== Short task ==
Output every entry exactly, from the first line to the last.

== Available data ==
** Start **
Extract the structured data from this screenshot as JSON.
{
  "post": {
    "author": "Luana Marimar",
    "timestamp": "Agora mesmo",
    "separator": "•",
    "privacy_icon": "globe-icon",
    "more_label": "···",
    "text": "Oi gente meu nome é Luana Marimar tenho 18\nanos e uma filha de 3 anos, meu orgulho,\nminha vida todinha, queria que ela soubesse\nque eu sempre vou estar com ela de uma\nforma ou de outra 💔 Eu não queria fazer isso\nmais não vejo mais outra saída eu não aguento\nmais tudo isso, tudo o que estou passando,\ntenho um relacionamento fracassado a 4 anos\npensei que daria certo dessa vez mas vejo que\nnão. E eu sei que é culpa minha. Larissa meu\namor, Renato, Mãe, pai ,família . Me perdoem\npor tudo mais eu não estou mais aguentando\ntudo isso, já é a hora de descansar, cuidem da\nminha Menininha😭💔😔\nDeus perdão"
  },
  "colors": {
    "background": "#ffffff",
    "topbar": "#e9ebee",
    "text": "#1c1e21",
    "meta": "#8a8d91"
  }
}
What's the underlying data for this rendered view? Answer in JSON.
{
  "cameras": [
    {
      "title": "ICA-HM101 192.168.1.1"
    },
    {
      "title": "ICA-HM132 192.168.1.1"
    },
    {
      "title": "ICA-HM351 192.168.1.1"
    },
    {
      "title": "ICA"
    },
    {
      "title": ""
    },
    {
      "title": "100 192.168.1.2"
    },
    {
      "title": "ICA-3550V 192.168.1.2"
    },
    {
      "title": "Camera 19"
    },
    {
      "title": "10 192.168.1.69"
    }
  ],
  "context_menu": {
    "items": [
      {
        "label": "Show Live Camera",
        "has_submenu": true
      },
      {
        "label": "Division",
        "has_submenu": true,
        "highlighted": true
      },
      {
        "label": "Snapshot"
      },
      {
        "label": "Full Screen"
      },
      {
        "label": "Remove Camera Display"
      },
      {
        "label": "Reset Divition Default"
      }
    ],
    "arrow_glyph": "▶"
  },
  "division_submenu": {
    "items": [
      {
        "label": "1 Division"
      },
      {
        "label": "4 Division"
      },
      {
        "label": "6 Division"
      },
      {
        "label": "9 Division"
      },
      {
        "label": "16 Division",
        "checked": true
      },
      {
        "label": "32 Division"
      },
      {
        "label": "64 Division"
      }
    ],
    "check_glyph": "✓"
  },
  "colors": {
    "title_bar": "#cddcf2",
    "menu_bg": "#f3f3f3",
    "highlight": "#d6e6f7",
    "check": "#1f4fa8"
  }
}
** End **
== Written reply ==
Extract the structured data from this screenshot as JSON.
{
  "post": {
    "author": "Luana Marimar",
    "timestamp": "Agora mesmo",
    "separator": "•",
    "privacy_icon": "globe-icon",
    "more_label": "···",
    "text": "Oi gente meu nome é Luana Marimar tenho 18\nanos e uma filha de 3 anos, meu orgulho,\nminha vida todinha, queria que ela soubesse\nque eu sempre vou estar com ela de uma\nforma ou de outra 💔 Eu não queria fazer isso\nmais não vejo mais outra saída eu não aguento\nmais tudo isso, tudo o que estou passando,\ntenho um relacionamento fracassado a 4 anos\npensei que daria certo dessa vez mas vejo que\nnão. E eu sei que é culpa minha. Larissa meu\namor, Renato, Mãe, pai ,família . Me perdoem\npor tudo mais eu não estou mais aguentando\ntudo isso, já é a hora de descansar, cuidem da\nminha Menininha😭💔😔\nDeus perdão"
  },
  "colors": {
    "background": "#ffffff",
    "topbar": "#e9ebee",
    "text": "#1c1e21",
    "meta": "#8a8d91"
  }
}
What's the underlying data for this rendered view? Answer in JSON.
{
  "cameras": [
    {
      "title": "ICA-HM101 192.168.1.1"
    },
    {
      "title": "ICA-HM132 192.168.1.1"
    },
    {
      "title": "ICA-HM351 192.168.1.1"
    },
    {
      "title": "ICA"
    },
    {
      "title": ""
    },
    {
      "title": "100 192.168.1.2"
    },
    {
      "title": "ICA-3550V 192.168.1.2"
    },
    {
      "title": "Camera 19"
    },
    {
      "title": "10 192.168.1.69"
    }
  ],
  "context_menu": {
    "items": [
      {
        "label": "Show Live Camera",
        "has_submenu": true
      },
      {
        "label": "Division",
        "has_submenu": true,
        "highlighted": true
      },
      {
        "label": "Snapshot"
      },
      {
        "label": "Full Screen"
      },
      {
        "label": "Remove Camera Display"
      },
      {
        "label": "Reset Divition Default"
      }
    ],
    "arrow_glyph": "▶"
  },
  "division_submenu": {
    "items": [
      {
        "label": "1 Division"
      },
      {
        "label": "4 Division"
      },
      {
        "label": "6 Division"
      },
      {
        "label": "9 Division"
      },
      {
        "label": "16 Division",
        "checked": true
      },
      {
        "label": "32 Division"
      },
      {
        "label": "64 Division"
      }
    ],
    "check_glyph": "✓"
  },
  "colors": {
    "title_bar": "#cddcf2",
    "menu_bg": "#f3f3f3",
    "highlight": "#d6e6f7",
    "check": "#1f4fa8"
  }
}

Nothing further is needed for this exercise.